START

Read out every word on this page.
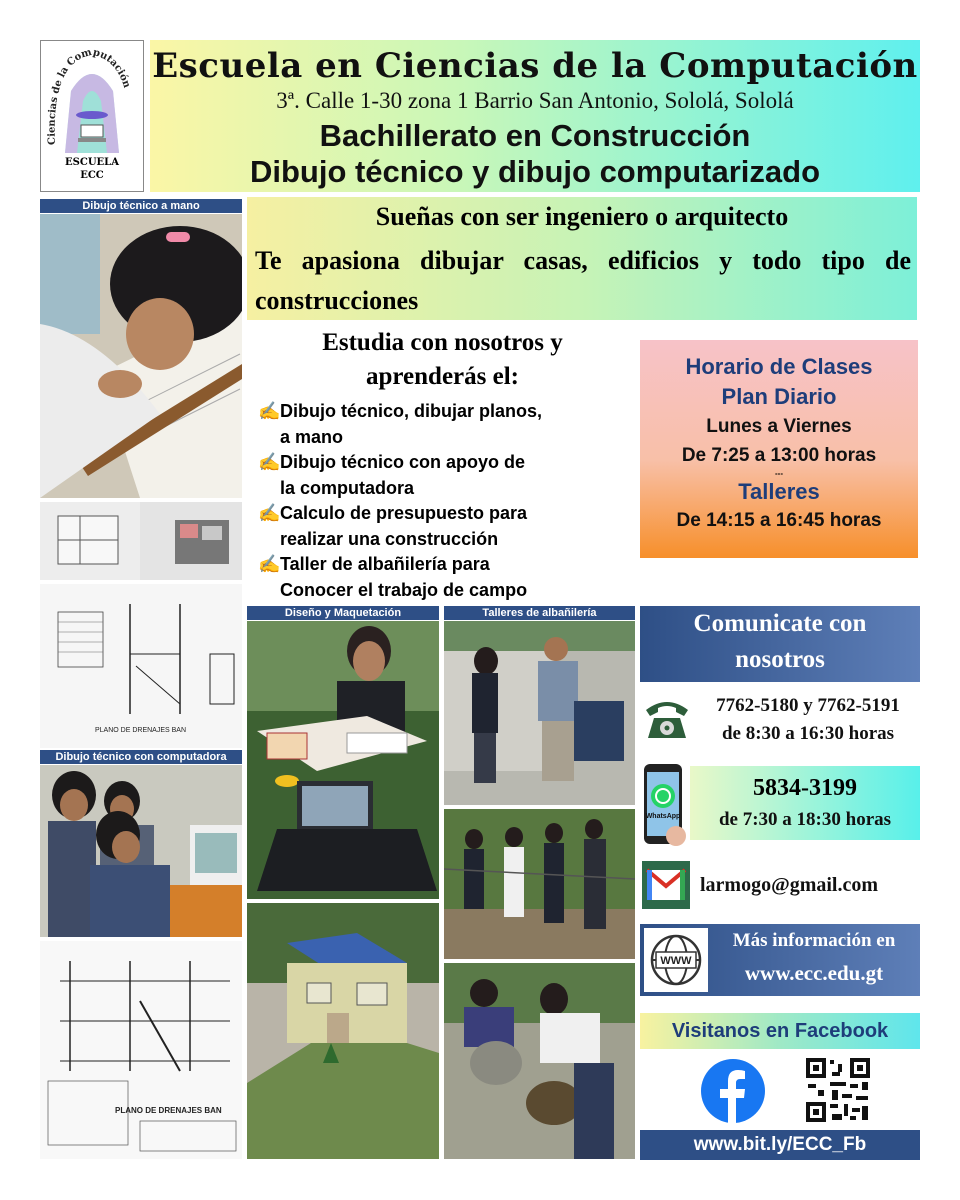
Ciencias de la Computación
ESCUELA
ECC
Escuela en Ciencias de la Computación
3ª. Calle 1-30 zona 1 Barrio San Antonio, Sololá, Sololá
Bachillerato en Construcción
Dibujo técnico y dibujo computarizado
Dibujo técnico a mano
PLANO DE DRENAJES BAN
Dibujo técnico con computadora
PLANO DE DRENAJES BAN
Sueñas con ser ingeniero o arquitecto
Te apasiona dibujar casas, edificios y todo tipo de construcciones
Estudia con nosotros y
aprenderás el:
✍Dibujo técnico, dibujar planos,
a mano
✍Dibujo técnico con apoyo de
la computadora
✍Calculo de presupuesto para
realizar una construcción
✍Taller de albañilería para
Conocer el trabajo de campo
Horario de Clases
Plan Diario
Lunes a Viernes
De 7:25 a 13:00 horas
---
Talleres
De 14:15 a 16:45 horas
Diseño y Maquetación	Talleres de albañilería	Comunicate con
nosotros
7762-5180 y 7762-5191
de 8:30 a 16:30 horas
WhatsApp
5834-3199
de 7:30 a 18:30 horas
larmogo@gmail.com
WWW
Más información en
www.ecc.edu.gt
Visitanos en Facebook
www.bit.ly/ECC_Fb
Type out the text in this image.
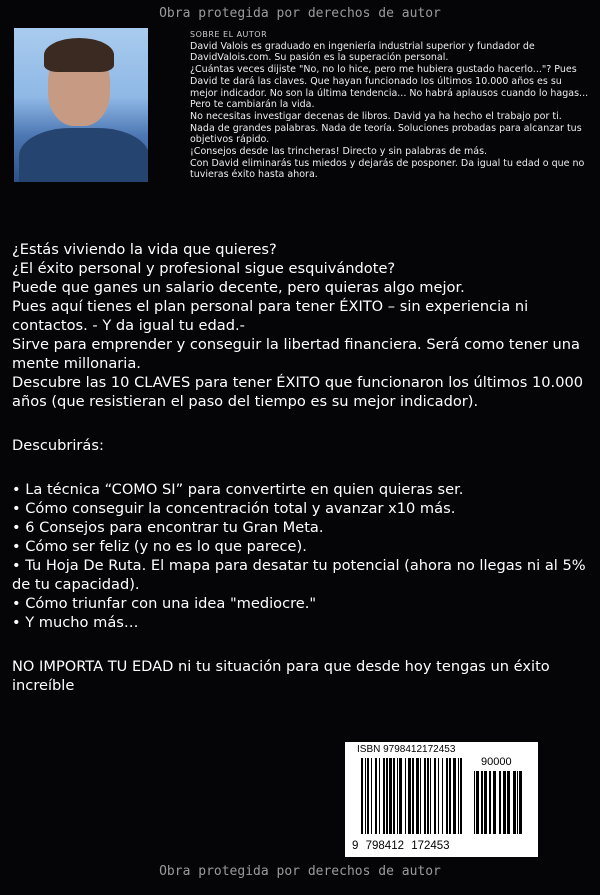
Obra protegida por derechos de autor
SOBRE EL AUTOR

David Valois es graduado en ingeniería industrial superior y fundador de DavidValois.com. Su pasión es la superación personal.

¿Cuántas veces dijiste "No, no lo hice, pero me hubiera gustado hacerlo..."? Pues David te dará las claves. Que hayan funcionado los últimos 10.000 años es su mejor indicador. No son la última tendencia... No habrá aplausos cuando lo hagas... Pero te cambiarán la vida.

No necesitas investigar decenas de libros. David ya ha hecho el trabajo por ti.

Nada de grandes palabras. Nada de teoría. Soluciones probadas para alcanzar tus objetivos rápido.

¡Consejos desde las trincheras! Directo y sin palabras de más.

Con David eliminarás tus miedos y dejarás de posponer. Da igual tu edad o que no tuvieras éxito hasta ahora.

¿Estás viviendo la vida que quieres?

¿El éxito personal y profesional sigue esquivándote?

Puede que ganes un salario decente, pero quieras algo mejor.

Pues aquí tienes el plan personal para tener ÉXITO – sin experiencia ni contactos. - Y da igual tu edad.-

Sirve para emprender y conseguir la libertad financiera. Será como tener una mente millonaria.

Descubre las 10 CLAVES para tener ÉXITO que funcionaron los últimos 10.000 años (que resistieran el paso del tiempo es su mejor indicador).

Descubrirás:

• La técnica “COMO SI” para convertirte en quien quieras ser.

• Cómo conseguir la concentración total y avanzar x10 más.

• 6 Consejos para encontrar tu Gran Meta.

• Cómo ser feliz (y no es lo que parece).

• Tu Hoja De Ruta. El mapa para desatar tu potencial (ahora no llegas ni al 5% de tu capacidad).

• Cómo triunfar con una idea "mediocre."

• Y mucho más…

NO IMPORTA TU EDAD ni tu situación para que desde hoy tengas un éxito increíble

ISBN 9798412172453
90000
9 798412 172453
Obra protegida por derechos de autor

END

* _Problem to solve_: Make a verbatim copy of all the entries and strip out the pictures.

* _Finished answer_:
Read out every word on this page.
Ciencias de la Computación
ESCUELA
ECC
Escuela en Ciencias de la Computación
3ª. Calle 1-30 zona 1 Barrio San Antonio, Sololá, Sololá
Bachillerato en Construcción
Dibujo técnico y dibujo computarizado
Dibujo técnico a mano
PLANO DE DRENAJES BAN
Dibujo técnico con computadora
PLANO DE DRENAJES BAN
Sueñas con ser ingeniero o arquitecto
Te apasiona dibujar casas, edificios y todo tipo de construcciones
Estudia con nosotros y
aprenderás el:
✍Dibujo técnico, dibujar planos,
a mano
✍Dibujo técnico con apoyo de
la computadora
✍Calculo de presupuesto para
realizar una construcción
✍Taller de albañilería para
Conocer el trabajo de campo
Horario de Clases
Plan Diario
Lunes a Viernes
De 7:25 a 13:00 horas
---
Talleres
De 14:15 a 16:45 horas
Diseño y Maquetación	Talleres de albañilería	Comunicate con
nosotros
7762-5180 y 7762-5191
de 8:30 a 16:30 horas
WhatsApp
5834-3199
de 7:30 a 18:30 horas
larmogo@gmail.com
WWW
Más información en
www.ecc.edu.gt
Visitanos en Facebook
www.bit.ly/ECC_Fb
Type out the text in this image.
Obra protegida por derechos de autor
SOBRE EL AUTOR

David Valois es graduado en ingeniería industrial superior y fundador de DavidValois.com. Su pasión es la superación personal.

¿Cuántas veces dijiste "No, no lo hice, pero me hubiera gustado hacerlo..."? Pues David te dará las claves. Que hayan funcionado los últimos 10.000 años es su mejor indicador. No son la última tendencia... No habrá aplausos cuando lo hagas... Pero te cambiarán la vida.

No necesitas investigar decenas de libros. David ya ha hecho el trabajo por ti.

Nada de grandes palabras. Nada de teoría. Soluciones probadas para alcanzar tus objetivos rápido.

¡Consejos desde las trincheras! Directo y sin palabras de más.

Con David eliminarás tus miedos y dejarás de posponer. Da igual tu edad o que no tuvieras éxito hasta ahora.

¿Estás viviendo la vida que quieres?

¿El éxito personal y profesional sigue esquivándote?

Puede que ganes un salario decente, pero quieras algo mejor.

Pues aquí tienes el plan personal para tener ÉXITO – sin experiencia ni contactos. - Y da igual tu edad.-

Sirve para emprender y conseguir la libertad financiera. Será como tener una mente millonaria.

Descubre las 10 CLAVES para tener ÉXITO que funcionaron los últimos 10.000 años (que resistieran el paso del tiempo es su mejor indicador).

Descubrirás:

• La técnica “COMO SI” para convertirte en quien quieras ser.

• Cómo conseguir la concentración total y avanzar x10 más.

• 6 Consejos para encontrar tu Gran Meta.

• Cómo ser feliz (y no es lo que parece).

• Tu Hoja De Ruta. El mapa para desatar tu potencial (ahora no llegas ni al 5% de tu capacidad).

• Cómo triunfar con una idea "mediocre."

• Y mucho más…

NO IMPORTA TU EDAD ni tu situación para que desde hoy tengas un éxito increíble

ISBN 9798412172453
90000
9 798412 172453
Obra protegida por derechos de autor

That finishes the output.